(Extracted records)
══════════════════════════════

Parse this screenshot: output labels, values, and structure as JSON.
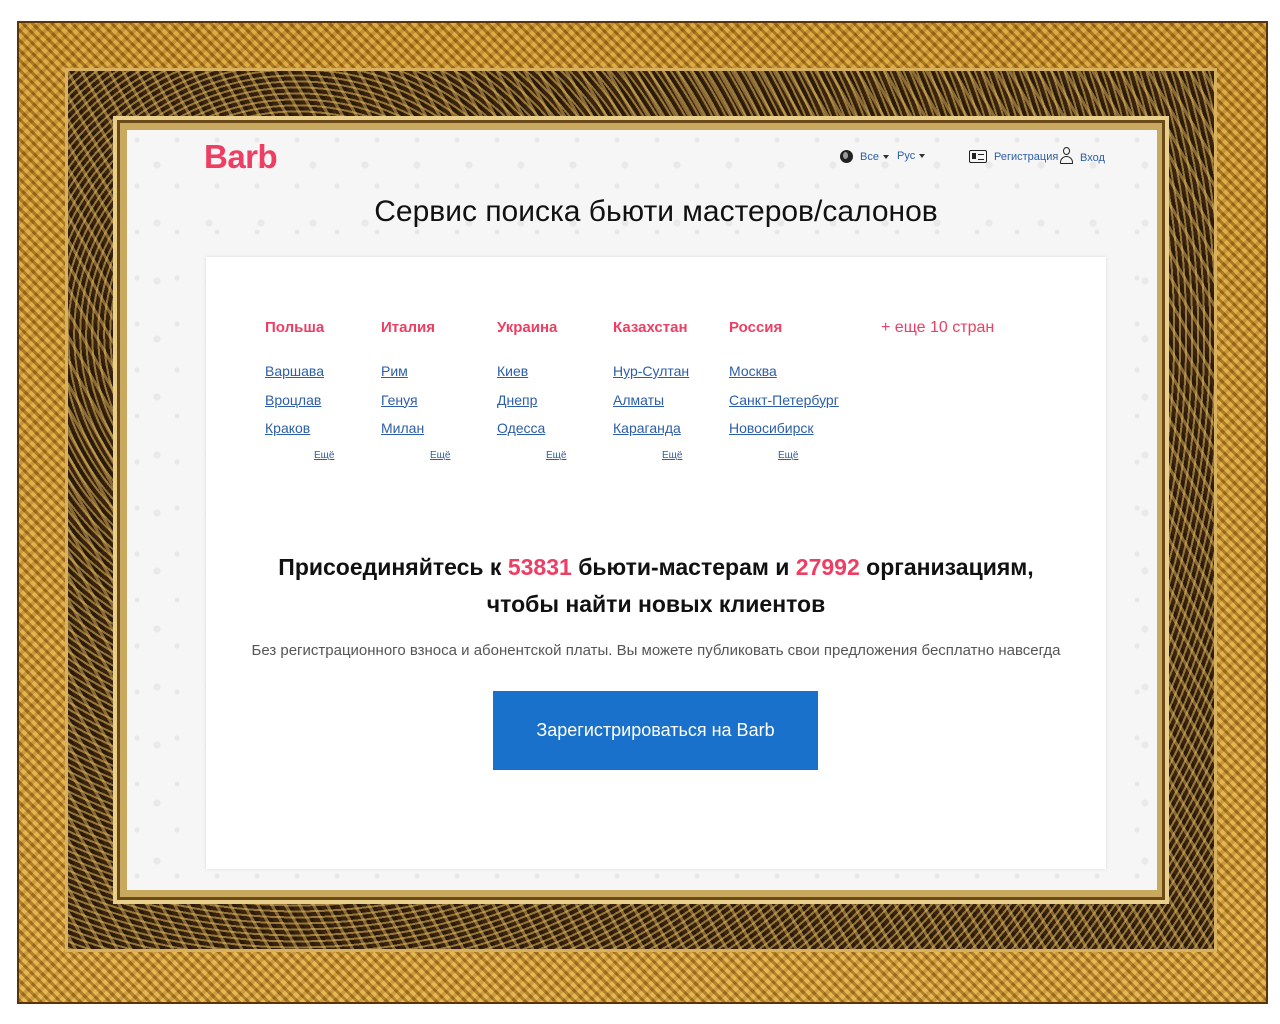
{
  "header": {
    "logo": "Barb",
    "filter_all": "Все",
    "language": "Рус",
    "register": "Регистрация",
    "login": "Вход"
  },
  "headline": "Сервис поиска бьюти мастеров/салонов",
  "countries": [
    {
      "name": "Польша",
      "cities": [
        "Варшава",
        "Вроцлав",
        "Краков"
      ],
      "more": "Ещё"
    },
    {
      "name": "Италия",
      "cities": [
        "Рим",
        "Генуя",
        "Милан"
      ],
      "more": "Ещё"
    },
    {
      "name": "Украина",
      "cities": [
        "Киев",
        "Днепр",
        "Одесса"
      ],
      "more": "Ещё"
    },
    {
      "name": "Казахстан",
      "cities": [
        "Нур-Султан",
        "Алматы",
        "Караганда"
      ],
      "more": "Ещё"
    },
    {
      "name": "Россия",
      "cities": [
        "Москва",
        "Санкт-Петербург",
        "Новосибирск"
      ],
      "more": "Ещё"
    }
  ],
  "more_countries": "+ еще 10 стран",
  "join": {
    "prefix": "Присоединяйтесь к",
    "masters_count": "53831",
    "middle": "бьюти-мастерам и",
    "orgs_count": "27992",
    "suffix": "организациям,",
    "line2": "чтобы найти новых клиентов"
  },
  "subtext": "Без регистрационного взноса и абонентской платы. Вы можете публиковать свои предложения бесплатно навсегда",
  "cta_label": "Зарегистрироваться на Barb",
  "colors": {
    "accent": "#ee3e63",
    "link": "#2c5ea8",
    "button": "#1a71cc"
  }
}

══════════════════════════════

What you are asked to do =>
Copy down every line of the material above that includes the string "бьюти".

Written solution =>
  "headline": "Сервис поиска бьюти мастеров/салонов",
    "middle": "бьюти-мастерам и",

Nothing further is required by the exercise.